▶ **Stored entries**:
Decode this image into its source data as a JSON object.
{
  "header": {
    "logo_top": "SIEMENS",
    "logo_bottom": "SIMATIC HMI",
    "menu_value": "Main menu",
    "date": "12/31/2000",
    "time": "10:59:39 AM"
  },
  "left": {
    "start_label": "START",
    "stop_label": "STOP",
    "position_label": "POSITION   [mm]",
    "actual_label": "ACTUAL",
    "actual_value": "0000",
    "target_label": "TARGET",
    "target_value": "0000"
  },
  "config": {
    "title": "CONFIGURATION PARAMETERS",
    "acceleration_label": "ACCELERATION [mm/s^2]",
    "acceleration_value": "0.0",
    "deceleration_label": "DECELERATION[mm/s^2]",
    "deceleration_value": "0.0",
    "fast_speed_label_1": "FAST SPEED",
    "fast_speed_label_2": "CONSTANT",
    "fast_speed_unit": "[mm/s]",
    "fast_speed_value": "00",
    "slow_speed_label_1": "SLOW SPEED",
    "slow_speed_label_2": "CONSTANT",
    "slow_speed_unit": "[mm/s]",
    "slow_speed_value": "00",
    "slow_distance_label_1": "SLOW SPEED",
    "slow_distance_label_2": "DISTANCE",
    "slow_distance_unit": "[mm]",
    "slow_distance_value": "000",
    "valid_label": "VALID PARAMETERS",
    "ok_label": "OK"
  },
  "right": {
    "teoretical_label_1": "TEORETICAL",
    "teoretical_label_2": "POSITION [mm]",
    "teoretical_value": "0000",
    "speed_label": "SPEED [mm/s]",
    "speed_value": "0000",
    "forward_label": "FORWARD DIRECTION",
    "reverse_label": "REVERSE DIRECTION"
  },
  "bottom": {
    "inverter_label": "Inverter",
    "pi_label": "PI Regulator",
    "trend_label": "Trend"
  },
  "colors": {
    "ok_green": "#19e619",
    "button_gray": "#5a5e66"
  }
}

▶ **Challenge**: Your task is to quote the listing above word for word.

▶ **Solution to the exercise**:
Decode this image into its source data as a JSON object.
{
  "header": {
    "logo_top": "SIEMENS",
    "logo_bottom": "SIMATIC HMI",
    "menu_value": "Main menu",
    "date": "12/31/2000",
    "time": "10:59:39 AM"
  },
  "left": {
    "start_label": "START",
    "stop_label": "STOP",
    "position_label": "POSITION   [mm]",
    "actual_label": "ACTUAL",
    "actual_value": "0000",
    "target_label": "TARGET",
    "target_value": "0000"
  },
  "config": {
    "title": "CONFIGURATION PARAMETERS",
    "acceleration_label": "ACCELERATION [mm/s^2]",
    "acceleration_value": "0.0",
    "deceleration_label": "DECELERATION[mm/s^2]",
    "deceleration_value": "0.0",
    "fast_speed_label_1": "FAST SPEED",
    "fast_speed_label_2": "CONSTANT",
    "fast_speed_unit": "[mm/s]",
    "fast_speed_value": "00",
    "slow_speed_label_1": "SLOW SPEED",
    "slow_speed_label_2": "CONSTANT",
    "slow_speed_unit": "[mm/s]",
    "slow_speed_value": "00",
    "slow_distance_label_1": "SLOW SPEED",
    "slow_distance_label_2": "DISTANCE",
    "slow_distance_unit": "[mm]",
    "slow_distance_value": "000",
    "valid_label": "VALID PARAMETERS",
    "ok_label": "OK"
  },
  "right": {
    "teoretical_label_1": "TEORETICAL",
    "teoretical_label_2": "POSITION [mm]",
    "teoretical_value": "0000",
    "speed_label": "SPEED [mm/s]",
    "speed_value": "0000",
    "forward_label": "FORWARD DIRECTION",
    "reverse_label": "REVERSE DIRECTION"
  },
  "bottom": {
    "inverter_label": "Inverter",
    "pi_label": "PI Regulator",
    "trend_label": "Trend"
  },
  "colors": {
    "ok_green": "#19e619",
    "button_gray": "#5a5e66"
  }
}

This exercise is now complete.